Find the string "Loss" in the listing and report every line that has it.
-- START OF DATA TO PROCESS --
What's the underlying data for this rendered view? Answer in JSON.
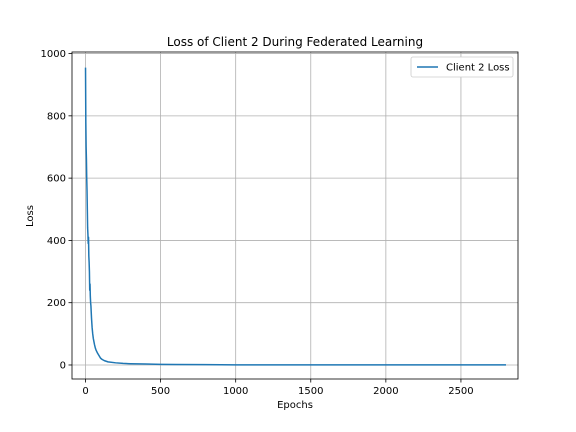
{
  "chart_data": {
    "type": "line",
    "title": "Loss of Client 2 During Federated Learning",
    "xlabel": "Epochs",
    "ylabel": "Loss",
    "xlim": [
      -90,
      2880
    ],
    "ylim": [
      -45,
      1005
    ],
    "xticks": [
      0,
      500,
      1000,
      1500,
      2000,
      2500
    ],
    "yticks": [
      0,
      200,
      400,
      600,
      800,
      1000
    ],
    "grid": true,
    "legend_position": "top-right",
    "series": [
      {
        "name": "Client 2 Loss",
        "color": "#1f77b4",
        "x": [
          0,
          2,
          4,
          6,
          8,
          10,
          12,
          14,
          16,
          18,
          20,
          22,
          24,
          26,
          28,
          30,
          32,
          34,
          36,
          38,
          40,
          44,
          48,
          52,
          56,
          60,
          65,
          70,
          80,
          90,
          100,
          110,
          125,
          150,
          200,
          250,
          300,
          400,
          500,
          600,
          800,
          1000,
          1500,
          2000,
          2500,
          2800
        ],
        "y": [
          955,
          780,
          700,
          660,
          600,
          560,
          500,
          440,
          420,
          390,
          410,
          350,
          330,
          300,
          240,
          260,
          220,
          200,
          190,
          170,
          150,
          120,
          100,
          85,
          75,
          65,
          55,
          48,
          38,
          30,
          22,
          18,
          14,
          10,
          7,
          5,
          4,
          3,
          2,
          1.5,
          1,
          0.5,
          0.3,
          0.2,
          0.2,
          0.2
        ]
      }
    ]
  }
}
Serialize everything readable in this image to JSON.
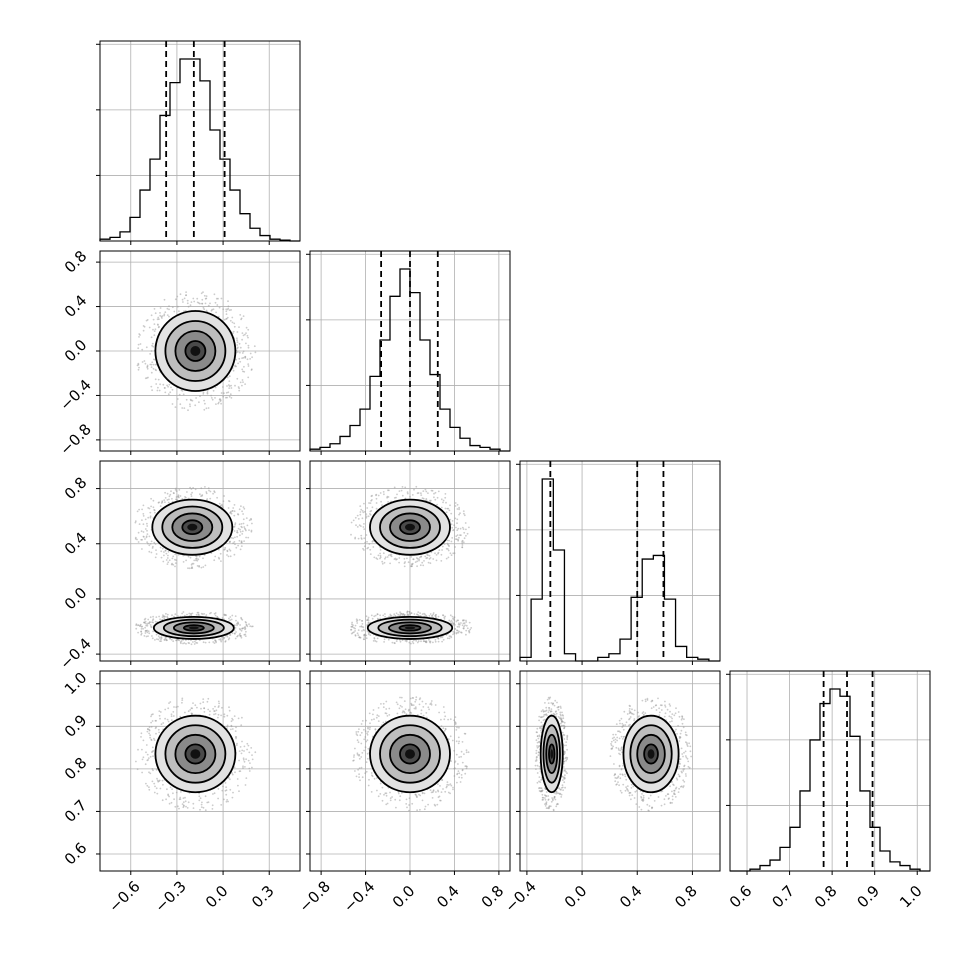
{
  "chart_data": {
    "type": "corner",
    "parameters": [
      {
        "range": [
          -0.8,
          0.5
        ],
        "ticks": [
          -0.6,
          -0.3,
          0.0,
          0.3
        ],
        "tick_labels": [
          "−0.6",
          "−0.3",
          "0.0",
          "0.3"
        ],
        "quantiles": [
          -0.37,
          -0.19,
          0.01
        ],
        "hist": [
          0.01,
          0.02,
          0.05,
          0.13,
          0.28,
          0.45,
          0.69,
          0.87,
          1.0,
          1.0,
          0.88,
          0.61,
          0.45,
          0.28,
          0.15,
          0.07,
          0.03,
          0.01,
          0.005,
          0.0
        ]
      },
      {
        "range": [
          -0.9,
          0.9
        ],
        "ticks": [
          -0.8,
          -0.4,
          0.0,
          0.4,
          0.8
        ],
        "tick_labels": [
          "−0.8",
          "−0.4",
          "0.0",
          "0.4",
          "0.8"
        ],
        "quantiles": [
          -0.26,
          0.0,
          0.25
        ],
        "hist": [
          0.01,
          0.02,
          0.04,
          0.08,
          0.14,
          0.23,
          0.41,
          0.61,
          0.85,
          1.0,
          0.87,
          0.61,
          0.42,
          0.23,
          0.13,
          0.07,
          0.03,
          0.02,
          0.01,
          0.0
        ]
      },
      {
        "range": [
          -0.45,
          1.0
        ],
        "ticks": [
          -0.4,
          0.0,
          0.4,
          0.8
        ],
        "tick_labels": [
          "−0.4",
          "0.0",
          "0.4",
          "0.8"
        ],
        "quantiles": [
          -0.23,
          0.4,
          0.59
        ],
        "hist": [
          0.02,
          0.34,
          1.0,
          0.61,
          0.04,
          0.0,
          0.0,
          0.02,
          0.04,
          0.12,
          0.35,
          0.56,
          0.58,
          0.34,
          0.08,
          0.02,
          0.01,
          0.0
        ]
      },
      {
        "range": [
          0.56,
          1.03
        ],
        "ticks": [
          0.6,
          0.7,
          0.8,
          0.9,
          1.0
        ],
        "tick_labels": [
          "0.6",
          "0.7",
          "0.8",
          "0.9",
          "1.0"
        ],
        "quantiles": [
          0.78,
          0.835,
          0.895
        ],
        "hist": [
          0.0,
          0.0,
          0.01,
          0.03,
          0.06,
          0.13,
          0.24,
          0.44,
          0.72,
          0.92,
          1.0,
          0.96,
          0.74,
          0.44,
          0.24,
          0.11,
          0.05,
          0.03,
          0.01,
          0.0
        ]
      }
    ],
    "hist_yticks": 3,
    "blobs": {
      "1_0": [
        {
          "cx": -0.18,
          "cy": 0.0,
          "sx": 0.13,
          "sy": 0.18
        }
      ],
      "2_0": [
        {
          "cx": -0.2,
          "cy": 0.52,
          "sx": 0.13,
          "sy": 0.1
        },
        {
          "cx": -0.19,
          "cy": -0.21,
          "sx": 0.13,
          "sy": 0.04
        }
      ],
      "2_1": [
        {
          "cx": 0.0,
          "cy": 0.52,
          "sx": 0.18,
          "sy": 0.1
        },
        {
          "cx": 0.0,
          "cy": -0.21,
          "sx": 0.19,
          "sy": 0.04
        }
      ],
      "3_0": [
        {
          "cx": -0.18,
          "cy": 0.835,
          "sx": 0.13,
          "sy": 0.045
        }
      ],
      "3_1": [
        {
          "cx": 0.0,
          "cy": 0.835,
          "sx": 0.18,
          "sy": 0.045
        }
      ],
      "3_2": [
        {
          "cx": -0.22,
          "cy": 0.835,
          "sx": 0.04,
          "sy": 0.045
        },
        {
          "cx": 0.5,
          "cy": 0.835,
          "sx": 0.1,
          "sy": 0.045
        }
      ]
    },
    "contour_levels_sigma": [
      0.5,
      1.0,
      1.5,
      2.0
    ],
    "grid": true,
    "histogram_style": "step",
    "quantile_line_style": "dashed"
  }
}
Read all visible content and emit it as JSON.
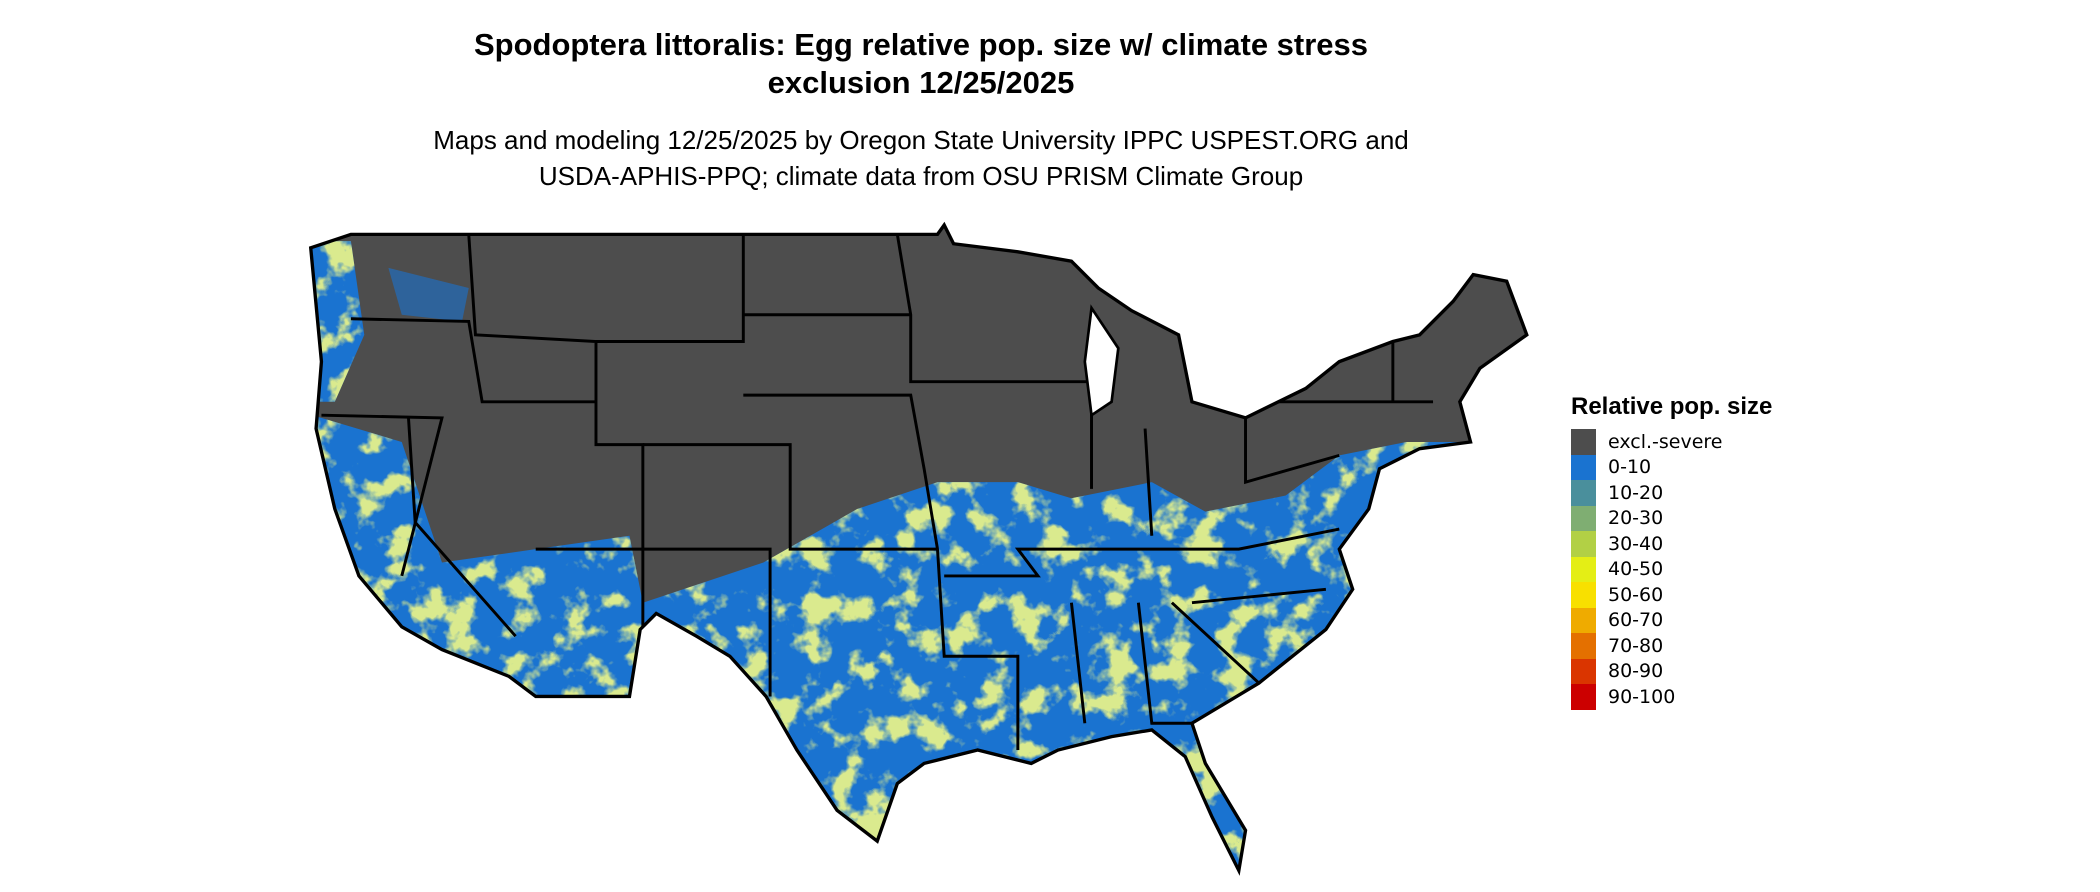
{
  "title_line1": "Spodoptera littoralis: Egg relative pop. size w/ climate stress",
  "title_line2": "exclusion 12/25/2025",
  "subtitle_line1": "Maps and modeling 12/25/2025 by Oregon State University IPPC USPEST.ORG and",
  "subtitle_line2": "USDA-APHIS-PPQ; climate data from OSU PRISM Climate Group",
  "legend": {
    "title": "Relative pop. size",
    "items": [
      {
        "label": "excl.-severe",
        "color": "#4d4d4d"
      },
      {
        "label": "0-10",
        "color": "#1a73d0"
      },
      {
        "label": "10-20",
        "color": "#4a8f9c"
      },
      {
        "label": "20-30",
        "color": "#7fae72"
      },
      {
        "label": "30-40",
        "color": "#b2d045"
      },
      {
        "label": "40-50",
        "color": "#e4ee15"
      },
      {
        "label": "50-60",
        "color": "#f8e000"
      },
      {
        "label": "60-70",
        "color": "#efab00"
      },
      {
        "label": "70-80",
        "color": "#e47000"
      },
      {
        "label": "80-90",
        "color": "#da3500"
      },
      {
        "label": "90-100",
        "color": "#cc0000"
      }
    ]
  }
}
-- END OF DATA TO PROCESS --
• [COMPLETED TASK]
    "title": "Loss of Client 2 During Federated Learning",
    "ylabel": "Loss",
        "name": "Client 2 Loss",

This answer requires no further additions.